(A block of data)
start
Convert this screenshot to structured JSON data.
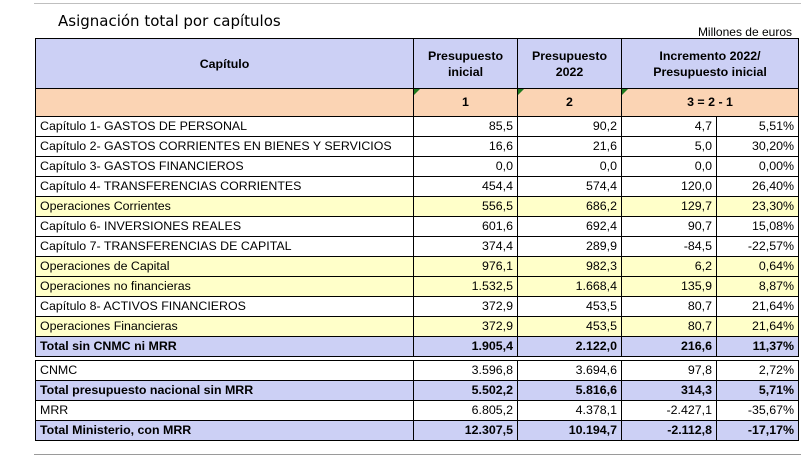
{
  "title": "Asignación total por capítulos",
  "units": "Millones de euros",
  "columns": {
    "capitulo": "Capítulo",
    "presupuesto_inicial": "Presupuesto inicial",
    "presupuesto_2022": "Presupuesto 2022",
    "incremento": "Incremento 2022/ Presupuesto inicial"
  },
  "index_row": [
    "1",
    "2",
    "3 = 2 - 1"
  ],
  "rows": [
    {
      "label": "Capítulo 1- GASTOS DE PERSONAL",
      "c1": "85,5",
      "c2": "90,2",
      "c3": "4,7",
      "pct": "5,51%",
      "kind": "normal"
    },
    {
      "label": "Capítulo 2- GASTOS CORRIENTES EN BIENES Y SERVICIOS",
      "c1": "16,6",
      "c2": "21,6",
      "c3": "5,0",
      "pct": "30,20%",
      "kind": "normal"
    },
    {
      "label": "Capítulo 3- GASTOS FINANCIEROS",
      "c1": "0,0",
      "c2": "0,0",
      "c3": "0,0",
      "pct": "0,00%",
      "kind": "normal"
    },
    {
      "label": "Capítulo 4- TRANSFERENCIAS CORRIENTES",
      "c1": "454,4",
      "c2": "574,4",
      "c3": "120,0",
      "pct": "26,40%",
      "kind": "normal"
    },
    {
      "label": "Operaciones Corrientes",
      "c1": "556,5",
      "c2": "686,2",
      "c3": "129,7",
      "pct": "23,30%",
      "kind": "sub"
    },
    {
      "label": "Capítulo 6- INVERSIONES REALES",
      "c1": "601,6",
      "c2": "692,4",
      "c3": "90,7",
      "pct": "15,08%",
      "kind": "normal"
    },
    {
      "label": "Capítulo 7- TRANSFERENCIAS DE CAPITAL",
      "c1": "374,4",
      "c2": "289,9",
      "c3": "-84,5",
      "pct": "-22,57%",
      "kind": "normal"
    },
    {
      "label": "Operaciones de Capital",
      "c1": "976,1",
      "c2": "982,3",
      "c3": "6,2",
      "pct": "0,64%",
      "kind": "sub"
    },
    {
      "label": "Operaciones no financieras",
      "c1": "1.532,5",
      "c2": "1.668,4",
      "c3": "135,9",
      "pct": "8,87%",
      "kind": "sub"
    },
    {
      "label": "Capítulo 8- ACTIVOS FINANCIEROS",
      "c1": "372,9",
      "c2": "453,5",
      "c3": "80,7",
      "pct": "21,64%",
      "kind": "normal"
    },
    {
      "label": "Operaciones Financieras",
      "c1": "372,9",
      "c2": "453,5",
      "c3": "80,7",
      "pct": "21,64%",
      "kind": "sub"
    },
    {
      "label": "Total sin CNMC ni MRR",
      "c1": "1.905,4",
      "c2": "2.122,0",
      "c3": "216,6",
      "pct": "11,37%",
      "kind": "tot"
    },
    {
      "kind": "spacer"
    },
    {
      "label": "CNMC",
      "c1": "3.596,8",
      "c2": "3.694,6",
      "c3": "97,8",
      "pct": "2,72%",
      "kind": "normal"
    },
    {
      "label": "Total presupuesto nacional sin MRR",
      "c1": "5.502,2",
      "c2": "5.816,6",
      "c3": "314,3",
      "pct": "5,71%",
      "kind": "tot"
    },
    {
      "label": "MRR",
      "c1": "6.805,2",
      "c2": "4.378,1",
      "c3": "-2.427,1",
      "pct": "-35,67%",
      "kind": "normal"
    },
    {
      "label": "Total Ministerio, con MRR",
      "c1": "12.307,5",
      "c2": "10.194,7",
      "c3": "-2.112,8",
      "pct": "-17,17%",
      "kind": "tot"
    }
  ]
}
end
> _What you are asked to do_
Identify the lines of the data that contain the word "GASTOS". Copy each of them.

> _Solved problem_
      "label": "Capítulo 1- GASTOS DE PERSONAL",
      "label": "Capítulo 2- GASTOS CORRIENTES EN BIENES Y SERVICIOS",
      "label": "Capítulo 3- GASTOS FINANCIEROS",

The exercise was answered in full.